_OBJECTIVE_
Tally the lines with the word "this" and report the number alone.

_STORED RECORDS_
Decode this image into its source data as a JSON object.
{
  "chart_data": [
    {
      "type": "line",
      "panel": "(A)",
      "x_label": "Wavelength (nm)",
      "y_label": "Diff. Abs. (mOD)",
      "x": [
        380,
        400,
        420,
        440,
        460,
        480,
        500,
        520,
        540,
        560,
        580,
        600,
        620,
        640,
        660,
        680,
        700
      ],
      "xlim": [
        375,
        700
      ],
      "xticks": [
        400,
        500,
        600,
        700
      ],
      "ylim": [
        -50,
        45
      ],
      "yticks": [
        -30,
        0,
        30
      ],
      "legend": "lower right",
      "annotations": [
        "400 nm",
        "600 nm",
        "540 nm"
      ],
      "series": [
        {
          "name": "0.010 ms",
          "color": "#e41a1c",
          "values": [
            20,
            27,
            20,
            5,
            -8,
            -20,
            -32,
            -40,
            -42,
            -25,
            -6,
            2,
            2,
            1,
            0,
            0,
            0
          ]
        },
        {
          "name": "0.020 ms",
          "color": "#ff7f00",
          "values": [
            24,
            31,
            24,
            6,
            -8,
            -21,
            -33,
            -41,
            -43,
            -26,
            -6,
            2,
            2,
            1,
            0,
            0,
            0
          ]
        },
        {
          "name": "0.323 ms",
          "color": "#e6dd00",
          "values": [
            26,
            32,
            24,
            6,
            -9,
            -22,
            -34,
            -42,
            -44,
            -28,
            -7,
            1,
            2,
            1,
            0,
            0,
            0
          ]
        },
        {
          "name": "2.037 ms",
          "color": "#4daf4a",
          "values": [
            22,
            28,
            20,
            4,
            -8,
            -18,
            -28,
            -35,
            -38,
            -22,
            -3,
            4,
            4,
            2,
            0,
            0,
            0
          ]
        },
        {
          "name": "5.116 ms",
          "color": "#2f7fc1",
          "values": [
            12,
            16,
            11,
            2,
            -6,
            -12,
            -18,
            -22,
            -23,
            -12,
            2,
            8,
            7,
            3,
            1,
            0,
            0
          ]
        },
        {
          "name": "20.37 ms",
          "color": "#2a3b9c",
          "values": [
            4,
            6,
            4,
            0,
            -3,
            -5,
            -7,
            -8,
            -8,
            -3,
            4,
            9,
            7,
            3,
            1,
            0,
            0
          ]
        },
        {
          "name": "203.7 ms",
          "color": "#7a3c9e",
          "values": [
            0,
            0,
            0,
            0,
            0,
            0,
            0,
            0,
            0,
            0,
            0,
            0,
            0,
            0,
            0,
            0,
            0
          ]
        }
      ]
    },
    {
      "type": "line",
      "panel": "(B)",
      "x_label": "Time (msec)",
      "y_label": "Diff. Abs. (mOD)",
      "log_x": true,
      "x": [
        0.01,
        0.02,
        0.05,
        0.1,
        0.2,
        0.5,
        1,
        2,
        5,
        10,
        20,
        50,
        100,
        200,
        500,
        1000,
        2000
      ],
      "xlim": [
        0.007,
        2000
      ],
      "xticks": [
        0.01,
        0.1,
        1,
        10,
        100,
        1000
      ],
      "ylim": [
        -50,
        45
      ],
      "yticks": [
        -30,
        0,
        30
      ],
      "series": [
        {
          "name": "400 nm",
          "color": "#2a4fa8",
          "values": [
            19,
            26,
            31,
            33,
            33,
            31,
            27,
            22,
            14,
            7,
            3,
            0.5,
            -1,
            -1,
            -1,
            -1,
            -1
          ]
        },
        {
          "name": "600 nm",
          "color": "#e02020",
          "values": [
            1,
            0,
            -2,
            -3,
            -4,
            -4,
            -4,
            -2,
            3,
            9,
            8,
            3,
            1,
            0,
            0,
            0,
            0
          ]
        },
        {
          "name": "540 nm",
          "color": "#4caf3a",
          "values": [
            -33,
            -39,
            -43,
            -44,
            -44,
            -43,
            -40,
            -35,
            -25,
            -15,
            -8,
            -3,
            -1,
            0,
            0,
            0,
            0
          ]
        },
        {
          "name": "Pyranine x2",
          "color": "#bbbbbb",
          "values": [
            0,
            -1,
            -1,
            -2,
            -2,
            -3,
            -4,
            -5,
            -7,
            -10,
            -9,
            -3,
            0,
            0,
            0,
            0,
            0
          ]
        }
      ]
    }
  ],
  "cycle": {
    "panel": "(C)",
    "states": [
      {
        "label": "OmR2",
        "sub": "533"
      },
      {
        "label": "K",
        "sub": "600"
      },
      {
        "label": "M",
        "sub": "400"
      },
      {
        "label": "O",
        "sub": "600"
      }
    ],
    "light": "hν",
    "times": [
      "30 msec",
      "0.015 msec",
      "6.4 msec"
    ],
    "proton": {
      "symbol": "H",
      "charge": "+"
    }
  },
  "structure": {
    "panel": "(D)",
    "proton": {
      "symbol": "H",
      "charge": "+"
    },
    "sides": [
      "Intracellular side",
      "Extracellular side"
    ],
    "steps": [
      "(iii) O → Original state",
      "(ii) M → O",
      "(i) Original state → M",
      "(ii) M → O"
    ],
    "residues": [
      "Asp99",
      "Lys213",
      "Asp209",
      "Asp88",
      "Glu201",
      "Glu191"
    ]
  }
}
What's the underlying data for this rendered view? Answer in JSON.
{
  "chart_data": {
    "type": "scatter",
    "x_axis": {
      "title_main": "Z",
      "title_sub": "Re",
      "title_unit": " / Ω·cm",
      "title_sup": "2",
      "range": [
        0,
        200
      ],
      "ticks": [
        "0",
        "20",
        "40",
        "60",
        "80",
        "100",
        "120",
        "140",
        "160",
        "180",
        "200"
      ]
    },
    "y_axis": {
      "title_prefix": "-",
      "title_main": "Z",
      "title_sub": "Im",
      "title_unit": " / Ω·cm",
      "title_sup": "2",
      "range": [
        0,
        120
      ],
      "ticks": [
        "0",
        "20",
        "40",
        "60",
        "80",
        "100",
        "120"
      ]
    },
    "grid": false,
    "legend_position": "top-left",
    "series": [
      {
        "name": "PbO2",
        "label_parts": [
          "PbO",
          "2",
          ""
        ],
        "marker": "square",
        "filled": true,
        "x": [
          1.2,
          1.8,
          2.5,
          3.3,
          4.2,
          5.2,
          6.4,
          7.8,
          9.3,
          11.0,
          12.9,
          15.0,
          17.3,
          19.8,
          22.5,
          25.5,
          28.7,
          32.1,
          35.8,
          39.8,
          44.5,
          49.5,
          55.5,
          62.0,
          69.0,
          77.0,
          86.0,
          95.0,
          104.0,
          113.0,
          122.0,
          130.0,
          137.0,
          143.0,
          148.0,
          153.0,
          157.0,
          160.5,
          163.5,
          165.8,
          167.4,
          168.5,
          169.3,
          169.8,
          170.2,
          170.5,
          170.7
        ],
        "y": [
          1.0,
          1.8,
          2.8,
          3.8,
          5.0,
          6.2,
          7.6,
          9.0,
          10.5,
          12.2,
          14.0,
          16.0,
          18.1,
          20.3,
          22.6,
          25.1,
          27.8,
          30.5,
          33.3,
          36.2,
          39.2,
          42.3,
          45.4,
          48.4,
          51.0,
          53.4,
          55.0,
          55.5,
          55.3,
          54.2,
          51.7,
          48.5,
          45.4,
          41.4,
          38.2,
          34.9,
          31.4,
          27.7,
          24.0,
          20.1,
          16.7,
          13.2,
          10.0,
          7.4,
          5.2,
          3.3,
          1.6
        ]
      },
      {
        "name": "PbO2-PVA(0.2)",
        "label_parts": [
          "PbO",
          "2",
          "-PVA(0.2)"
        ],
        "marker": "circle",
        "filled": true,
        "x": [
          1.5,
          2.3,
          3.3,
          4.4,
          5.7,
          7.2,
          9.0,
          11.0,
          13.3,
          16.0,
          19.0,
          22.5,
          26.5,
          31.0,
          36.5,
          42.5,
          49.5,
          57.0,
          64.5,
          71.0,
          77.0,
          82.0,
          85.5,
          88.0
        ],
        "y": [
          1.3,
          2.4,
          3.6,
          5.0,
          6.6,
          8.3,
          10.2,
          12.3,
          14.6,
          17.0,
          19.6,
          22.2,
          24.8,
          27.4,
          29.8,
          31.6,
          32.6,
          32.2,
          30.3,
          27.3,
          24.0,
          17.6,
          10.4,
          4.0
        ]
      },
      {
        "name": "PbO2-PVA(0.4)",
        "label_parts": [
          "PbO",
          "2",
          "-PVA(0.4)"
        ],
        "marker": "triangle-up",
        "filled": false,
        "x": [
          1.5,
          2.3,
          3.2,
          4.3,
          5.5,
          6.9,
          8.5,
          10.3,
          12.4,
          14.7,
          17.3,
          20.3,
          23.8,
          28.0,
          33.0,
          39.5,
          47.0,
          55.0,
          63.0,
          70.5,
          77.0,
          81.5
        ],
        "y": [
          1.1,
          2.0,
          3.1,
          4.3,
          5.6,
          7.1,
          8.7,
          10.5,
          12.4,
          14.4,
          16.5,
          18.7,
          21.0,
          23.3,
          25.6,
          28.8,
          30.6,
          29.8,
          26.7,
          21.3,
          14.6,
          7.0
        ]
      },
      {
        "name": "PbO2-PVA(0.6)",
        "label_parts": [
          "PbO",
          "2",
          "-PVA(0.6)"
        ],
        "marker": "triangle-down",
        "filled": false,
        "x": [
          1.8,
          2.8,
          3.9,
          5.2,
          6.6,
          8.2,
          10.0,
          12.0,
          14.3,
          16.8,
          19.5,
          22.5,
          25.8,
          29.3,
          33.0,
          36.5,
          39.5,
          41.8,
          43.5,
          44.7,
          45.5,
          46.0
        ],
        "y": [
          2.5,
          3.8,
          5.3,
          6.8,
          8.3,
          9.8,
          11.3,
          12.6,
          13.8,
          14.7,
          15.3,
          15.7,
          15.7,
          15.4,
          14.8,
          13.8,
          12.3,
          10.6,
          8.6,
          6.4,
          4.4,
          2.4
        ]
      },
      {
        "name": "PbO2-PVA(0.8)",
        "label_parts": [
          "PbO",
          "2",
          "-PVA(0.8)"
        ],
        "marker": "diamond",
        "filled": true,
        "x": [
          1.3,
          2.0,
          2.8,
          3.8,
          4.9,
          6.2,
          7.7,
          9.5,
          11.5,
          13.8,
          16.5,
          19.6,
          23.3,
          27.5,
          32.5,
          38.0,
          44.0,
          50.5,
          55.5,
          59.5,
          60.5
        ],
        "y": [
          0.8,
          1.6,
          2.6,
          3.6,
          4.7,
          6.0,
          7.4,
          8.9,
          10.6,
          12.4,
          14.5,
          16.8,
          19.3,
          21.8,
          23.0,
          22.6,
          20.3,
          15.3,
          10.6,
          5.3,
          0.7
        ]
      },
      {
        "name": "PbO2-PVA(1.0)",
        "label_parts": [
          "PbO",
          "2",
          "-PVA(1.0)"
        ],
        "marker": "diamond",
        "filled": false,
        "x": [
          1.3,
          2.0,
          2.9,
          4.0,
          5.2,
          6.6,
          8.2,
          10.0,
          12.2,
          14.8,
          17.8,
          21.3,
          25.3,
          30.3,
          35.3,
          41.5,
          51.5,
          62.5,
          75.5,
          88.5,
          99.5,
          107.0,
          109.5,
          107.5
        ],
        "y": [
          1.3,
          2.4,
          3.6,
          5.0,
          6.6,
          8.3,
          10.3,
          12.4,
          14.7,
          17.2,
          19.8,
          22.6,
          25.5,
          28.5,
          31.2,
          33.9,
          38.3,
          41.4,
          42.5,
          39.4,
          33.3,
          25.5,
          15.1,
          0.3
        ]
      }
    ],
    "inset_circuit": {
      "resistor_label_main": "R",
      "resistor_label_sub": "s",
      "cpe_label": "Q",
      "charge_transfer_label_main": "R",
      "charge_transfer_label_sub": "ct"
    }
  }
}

_REPLY_
2